**THE REQUEST**
Only the number is wanted: how many lines in the data contain "Millerg"?

#### SOURCE MATERIAL

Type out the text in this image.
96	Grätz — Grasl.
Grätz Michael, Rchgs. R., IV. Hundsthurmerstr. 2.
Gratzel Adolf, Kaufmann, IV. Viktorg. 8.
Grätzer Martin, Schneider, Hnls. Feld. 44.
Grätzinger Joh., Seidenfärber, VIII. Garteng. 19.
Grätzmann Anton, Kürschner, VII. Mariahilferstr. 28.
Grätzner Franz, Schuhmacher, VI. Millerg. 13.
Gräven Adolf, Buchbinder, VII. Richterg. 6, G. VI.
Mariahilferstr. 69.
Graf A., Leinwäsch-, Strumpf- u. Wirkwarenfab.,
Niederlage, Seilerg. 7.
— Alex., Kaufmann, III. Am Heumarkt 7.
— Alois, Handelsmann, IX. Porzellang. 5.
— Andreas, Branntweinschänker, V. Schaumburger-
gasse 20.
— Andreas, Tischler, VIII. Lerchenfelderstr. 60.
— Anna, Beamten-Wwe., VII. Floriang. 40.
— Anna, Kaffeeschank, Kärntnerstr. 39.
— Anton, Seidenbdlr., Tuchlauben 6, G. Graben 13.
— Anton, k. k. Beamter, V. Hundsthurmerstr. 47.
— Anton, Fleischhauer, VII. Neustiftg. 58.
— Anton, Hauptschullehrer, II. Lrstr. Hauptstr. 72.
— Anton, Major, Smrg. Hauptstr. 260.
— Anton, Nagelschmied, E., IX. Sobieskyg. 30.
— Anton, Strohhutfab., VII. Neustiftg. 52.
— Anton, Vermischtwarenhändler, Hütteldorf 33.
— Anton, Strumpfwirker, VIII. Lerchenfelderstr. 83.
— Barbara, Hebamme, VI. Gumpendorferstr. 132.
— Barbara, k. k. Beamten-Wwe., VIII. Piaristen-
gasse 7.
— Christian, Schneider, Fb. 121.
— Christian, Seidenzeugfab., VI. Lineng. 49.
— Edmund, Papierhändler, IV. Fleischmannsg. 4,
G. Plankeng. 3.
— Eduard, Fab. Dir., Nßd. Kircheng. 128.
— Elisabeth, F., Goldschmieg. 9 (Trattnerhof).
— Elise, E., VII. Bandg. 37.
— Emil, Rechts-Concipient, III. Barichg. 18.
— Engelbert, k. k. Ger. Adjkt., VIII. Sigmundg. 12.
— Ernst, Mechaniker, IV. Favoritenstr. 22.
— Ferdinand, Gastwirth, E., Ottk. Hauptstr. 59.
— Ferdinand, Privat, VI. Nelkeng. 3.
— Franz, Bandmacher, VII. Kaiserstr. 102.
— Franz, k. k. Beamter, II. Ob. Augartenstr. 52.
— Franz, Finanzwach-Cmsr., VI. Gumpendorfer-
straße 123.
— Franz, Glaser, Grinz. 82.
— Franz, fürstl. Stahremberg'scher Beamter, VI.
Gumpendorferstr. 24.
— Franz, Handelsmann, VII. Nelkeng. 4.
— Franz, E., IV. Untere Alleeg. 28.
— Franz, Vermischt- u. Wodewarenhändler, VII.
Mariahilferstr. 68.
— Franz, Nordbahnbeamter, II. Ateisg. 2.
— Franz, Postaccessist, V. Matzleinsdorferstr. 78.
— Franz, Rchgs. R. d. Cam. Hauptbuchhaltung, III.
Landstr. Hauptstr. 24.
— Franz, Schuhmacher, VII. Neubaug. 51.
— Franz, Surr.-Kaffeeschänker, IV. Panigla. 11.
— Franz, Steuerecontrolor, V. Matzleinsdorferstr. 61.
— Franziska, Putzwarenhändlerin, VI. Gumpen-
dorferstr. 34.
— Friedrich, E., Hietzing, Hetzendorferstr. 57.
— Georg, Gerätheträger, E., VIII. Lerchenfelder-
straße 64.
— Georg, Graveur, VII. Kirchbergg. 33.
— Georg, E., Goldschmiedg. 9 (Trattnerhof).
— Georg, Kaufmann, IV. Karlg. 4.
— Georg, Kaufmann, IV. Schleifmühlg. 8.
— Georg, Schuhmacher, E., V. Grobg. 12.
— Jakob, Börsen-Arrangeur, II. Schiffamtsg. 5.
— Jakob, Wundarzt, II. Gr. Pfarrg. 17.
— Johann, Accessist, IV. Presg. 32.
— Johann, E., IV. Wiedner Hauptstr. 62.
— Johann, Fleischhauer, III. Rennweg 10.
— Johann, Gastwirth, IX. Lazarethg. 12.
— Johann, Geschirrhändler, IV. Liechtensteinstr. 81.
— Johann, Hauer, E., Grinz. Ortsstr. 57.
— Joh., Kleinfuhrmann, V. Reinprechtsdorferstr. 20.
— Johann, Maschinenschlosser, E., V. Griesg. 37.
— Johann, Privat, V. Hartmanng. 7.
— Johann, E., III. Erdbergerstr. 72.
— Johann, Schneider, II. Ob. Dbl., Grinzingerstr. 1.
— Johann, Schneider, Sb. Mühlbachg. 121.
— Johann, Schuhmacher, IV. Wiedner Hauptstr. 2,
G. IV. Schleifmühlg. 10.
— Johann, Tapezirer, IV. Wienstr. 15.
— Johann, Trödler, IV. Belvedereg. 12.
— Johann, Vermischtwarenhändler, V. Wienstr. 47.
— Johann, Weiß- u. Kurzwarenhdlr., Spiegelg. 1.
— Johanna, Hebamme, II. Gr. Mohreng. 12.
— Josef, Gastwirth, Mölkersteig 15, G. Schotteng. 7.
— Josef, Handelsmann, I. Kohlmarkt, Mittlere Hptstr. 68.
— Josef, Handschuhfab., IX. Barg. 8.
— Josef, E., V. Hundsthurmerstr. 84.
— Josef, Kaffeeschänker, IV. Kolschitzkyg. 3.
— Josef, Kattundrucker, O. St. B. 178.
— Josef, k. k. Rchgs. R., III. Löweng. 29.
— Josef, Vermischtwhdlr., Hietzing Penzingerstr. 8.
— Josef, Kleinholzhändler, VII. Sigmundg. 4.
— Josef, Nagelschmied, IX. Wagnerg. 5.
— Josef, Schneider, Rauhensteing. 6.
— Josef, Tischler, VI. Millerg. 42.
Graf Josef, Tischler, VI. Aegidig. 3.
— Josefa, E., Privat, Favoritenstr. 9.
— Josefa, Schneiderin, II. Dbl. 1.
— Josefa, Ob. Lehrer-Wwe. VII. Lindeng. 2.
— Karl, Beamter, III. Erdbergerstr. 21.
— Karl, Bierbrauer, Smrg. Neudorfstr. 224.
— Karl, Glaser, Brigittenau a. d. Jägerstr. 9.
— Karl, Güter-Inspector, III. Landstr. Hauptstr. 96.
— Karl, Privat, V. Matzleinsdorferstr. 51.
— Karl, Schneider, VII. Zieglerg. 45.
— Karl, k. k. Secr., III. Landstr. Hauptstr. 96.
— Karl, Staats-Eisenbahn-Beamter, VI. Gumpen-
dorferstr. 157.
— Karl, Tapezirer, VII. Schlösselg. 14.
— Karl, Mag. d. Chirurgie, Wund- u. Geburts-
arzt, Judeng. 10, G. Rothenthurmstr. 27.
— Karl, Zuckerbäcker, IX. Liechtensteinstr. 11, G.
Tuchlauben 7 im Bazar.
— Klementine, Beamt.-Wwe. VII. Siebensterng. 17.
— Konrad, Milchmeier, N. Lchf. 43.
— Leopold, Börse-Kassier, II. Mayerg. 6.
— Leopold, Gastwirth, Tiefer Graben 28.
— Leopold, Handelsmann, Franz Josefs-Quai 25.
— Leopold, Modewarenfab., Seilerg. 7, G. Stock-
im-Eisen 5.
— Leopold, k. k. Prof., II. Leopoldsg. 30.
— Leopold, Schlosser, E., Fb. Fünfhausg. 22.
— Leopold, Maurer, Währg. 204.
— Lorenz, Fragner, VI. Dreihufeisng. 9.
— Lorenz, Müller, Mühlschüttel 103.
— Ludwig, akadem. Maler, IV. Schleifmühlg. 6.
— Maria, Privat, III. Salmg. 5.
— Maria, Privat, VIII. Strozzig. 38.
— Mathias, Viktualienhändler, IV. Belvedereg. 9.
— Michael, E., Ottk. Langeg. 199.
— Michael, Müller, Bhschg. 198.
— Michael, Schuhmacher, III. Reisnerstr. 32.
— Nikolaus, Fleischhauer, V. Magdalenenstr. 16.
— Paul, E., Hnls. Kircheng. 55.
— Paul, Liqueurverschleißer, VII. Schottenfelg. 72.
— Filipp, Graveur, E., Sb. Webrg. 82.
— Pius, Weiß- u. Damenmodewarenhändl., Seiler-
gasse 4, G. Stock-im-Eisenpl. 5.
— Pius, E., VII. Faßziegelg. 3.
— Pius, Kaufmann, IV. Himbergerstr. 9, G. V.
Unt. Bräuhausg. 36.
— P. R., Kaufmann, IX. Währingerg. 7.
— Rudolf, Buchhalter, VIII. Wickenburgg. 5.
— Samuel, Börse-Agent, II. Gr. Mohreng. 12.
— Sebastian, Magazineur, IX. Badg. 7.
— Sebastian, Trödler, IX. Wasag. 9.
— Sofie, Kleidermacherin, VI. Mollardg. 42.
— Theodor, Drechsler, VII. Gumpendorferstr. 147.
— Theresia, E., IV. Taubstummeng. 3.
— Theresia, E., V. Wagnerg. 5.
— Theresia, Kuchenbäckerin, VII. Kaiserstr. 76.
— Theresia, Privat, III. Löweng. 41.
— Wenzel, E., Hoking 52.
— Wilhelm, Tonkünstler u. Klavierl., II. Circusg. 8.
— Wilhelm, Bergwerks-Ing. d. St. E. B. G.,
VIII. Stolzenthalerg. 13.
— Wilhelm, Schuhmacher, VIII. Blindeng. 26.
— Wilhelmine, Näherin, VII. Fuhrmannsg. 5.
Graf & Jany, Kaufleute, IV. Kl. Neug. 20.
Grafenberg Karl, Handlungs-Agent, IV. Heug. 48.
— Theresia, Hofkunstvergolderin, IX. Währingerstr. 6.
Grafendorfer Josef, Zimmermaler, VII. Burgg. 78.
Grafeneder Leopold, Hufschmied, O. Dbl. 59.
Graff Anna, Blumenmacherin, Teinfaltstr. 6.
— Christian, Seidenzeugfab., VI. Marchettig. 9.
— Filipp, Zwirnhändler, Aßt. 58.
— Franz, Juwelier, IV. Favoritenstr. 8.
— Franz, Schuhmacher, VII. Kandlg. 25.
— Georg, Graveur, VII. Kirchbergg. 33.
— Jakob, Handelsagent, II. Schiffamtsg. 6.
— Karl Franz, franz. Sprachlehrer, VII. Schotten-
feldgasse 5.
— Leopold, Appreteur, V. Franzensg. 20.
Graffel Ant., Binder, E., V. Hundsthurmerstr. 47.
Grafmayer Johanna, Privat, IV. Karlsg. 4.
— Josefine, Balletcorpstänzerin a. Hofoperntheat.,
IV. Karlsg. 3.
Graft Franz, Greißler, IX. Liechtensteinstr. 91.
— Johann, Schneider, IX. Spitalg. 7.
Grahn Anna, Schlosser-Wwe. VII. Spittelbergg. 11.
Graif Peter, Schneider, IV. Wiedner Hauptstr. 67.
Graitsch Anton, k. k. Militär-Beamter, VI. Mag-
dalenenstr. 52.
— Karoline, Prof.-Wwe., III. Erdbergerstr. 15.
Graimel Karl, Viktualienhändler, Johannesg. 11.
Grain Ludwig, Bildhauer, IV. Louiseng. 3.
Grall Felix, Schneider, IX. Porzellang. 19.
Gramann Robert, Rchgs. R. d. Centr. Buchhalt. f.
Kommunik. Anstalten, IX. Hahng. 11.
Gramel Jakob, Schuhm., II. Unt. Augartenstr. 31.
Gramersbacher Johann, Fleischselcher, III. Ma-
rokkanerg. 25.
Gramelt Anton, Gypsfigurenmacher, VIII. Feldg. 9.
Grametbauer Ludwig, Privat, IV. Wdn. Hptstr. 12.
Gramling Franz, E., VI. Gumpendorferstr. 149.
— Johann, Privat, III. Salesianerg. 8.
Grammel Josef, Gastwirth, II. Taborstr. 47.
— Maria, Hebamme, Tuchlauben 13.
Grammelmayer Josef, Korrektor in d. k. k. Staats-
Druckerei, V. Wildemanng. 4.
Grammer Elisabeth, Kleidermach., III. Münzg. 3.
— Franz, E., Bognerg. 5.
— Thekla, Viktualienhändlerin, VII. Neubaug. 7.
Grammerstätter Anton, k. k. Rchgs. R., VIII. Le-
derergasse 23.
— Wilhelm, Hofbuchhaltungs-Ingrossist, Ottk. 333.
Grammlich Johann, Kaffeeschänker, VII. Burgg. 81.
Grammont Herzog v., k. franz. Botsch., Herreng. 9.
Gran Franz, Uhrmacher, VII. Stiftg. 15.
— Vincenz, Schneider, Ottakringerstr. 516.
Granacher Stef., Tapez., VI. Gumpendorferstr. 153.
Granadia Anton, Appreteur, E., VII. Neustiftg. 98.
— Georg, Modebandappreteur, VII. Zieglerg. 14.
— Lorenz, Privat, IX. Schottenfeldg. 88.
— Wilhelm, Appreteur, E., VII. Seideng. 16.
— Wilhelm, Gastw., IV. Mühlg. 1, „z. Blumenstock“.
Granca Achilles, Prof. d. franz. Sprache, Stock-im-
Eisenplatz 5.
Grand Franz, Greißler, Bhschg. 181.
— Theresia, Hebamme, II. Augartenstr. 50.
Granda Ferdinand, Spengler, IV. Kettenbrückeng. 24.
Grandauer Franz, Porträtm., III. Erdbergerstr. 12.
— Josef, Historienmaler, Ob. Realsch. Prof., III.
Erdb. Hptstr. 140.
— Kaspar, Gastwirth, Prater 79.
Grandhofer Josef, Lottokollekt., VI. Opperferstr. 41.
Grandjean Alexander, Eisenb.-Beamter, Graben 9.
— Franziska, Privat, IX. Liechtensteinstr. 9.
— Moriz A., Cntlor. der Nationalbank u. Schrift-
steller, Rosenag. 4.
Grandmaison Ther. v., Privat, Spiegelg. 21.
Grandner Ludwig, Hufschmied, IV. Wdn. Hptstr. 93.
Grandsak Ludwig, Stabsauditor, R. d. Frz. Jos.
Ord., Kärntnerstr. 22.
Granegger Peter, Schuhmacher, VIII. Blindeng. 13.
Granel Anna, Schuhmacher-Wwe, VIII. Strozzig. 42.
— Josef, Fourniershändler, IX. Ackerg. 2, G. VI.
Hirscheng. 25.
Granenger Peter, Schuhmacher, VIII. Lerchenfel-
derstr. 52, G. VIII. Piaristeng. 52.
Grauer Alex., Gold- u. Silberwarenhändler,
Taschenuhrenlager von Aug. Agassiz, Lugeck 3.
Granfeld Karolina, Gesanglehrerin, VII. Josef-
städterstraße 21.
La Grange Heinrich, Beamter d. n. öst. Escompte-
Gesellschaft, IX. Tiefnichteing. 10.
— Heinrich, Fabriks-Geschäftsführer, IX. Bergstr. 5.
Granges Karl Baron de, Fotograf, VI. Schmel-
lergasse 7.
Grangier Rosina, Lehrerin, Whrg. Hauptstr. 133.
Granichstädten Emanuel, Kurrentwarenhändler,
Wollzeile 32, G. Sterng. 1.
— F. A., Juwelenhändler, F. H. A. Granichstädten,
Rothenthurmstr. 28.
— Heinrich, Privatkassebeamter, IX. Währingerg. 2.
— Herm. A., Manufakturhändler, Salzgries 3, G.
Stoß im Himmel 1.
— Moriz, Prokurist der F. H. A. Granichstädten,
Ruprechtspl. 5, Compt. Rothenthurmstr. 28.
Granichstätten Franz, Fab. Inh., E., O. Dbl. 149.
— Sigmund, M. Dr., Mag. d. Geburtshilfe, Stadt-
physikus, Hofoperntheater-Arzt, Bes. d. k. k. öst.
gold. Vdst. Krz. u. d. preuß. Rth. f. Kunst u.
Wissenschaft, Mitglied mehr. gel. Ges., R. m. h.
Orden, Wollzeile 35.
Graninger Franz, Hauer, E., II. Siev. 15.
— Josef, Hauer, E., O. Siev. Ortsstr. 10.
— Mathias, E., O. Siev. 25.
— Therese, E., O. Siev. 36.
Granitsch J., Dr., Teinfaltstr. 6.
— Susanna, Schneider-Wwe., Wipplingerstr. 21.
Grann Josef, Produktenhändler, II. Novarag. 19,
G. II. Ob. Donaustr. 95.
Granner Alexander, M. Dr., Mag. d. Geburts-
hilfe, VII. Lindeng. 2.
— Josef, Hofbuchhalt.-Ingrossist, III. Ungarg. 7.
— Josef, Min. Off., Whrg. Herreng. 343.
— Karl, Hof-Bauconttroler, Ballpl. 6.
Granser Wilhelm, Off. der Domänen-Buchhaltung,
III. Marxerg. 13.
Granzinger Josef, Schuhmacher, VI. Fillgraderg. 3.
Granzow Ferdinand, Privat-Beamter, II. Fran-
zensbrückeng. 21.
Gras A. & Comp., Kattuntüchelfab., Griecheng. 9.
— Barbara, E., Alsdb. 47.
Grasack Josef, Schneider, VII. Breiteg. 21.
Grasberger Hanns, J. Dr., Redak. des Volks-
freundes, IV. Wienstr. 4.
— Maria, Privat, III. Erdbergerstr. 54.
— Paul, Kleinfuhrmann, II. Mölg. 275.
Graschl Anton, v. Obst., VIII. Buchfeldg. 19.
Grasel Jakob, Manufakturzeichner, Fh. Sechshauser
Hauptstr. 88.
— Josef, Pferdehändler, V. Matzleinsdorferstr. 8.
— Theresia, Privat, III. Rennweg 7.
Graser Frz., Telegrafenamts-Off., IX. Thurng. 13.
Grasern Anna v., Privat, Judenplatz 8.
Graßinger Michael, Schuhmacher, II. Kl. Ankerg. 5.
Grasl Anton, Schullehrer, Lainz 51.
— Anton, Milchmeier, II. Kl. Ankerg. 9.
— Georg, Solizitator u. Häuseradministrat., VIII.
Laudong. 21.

########

**RESULT BELOW**
2